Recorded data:
## start

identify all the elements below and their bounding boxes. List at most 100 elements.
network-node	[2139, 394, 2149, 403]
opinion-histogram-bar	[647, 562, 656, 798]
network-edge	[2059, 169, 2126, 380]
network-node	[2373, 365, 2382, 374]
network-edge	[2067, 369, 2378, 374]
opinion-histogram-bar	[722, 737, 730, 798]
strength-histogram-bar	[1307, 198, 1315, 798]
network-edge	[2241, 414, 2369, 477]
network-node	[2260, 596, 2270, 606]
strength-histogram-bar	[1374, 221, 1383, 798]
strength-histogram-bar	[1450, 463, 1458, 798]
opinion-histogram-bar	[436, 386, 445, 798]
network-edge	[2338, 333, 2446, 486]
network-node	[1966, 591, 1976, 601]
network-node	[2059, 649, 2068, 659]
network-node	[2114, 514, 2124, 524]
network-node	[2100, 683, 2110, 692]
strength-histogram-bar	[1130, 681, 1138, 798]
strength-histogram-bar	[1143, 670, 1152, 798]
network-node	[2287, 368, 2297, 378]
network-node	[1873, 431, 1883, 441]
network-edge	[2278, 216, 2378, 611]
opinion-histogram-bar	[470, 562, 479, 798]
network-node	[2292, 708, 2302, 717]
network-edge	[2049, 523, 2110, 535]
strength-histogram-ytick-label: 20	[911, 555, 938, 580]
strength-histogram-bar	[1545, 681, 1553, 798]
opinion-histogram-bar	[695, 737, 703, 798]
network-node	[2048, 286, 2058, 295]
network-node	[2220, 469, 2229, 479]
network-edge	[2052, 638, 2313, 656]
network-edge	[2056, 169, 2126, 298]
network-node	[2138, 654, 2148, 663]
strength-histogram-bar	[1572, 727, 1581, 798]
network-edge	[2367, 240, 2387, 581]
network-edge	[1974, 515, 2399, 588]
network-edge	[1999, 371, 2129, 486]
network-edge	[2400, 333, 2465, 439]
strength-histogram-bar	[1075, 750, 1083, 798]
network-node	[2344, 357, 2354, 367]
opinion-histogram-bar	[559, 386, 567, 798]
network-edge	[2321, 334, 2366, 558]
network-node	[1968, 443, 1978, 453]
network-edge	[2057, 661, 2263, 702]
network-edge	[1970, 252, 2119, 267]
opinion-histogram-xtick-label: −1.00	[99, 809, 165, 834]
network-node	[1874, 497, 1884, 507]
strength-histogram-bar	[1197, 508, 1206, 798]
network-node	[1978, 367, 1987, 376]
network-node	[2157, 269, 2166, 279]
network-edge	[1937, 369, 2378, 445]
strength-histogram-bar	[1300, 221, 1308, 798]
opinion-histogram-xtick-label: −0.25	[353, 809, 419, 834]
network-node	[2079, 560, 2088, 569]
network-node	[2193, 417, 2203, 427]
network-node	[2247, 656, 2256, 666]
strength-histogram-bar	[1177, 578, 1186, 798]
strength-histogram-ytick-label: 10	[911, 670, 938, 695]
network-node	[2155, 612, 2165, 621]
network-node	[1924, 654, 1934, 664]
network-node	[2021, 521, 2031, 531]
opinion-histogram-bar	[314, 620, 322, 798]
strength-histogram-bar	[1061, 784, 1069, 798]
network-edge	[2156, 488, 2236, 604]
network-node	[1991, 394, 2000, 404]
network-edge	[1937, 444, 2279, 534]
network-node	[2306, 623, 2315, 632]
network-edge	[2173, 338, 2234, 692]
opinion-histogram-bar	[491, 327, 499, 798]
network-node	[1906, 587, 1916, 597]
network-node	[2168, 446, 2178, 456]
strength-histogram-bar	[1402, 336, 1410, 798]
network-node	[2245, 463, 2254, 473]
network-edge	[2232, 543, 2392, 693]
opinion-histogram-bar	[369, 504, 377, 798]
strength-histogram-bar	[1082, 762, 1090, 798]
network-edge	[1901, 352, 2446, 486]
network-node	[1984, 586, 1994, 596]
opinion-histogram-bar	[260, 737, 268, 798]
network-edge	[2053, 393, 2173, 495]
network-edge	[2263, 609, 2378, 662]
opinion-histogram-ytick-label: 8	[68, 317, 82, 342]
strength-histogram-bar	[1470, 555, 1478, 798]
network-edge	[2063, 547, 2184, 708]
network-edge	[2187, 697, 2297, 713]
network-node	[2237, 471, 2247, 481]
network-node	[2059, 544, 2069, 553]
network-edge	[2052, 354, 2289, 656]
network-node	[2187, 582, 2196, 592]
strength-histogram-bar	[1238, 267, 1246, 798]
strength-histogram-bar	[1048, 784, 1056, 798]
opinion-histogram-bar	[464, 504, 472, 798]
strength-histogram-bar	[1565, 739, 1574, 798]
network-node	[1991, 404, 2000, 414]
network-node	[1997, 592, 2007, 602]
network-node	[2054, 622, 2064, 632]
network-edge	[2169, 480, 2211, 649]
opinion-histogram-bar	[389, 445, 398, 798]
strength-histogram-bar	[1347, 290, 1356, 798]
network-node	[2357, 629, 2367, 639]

## end

Problem statement:
Reproduce these lines verbatim, from the very first line of the data down to and including the line containing "596, 2270, 606]".

Response to the exercise:
identify all the elements below and their bounding boxes. List at most 100 elements.
network-node	[2139, 394, 2149, 403]
opinion-histogram-bar	[647, 562, 656, 798]
network-edge	[2059, 169, 2126, 380]
network-node	[2373, 365, 2382, 374]
network-edge	[2067, 369, 2378, 374]
opinion-histogram-bar	[722, 737, 730, 798]
strength-histogram-bar	[1307, 198, 1315, 798]
network-edge	[2241, 414, 2369, 477]
network-node	[2260, 596, 2270, 606]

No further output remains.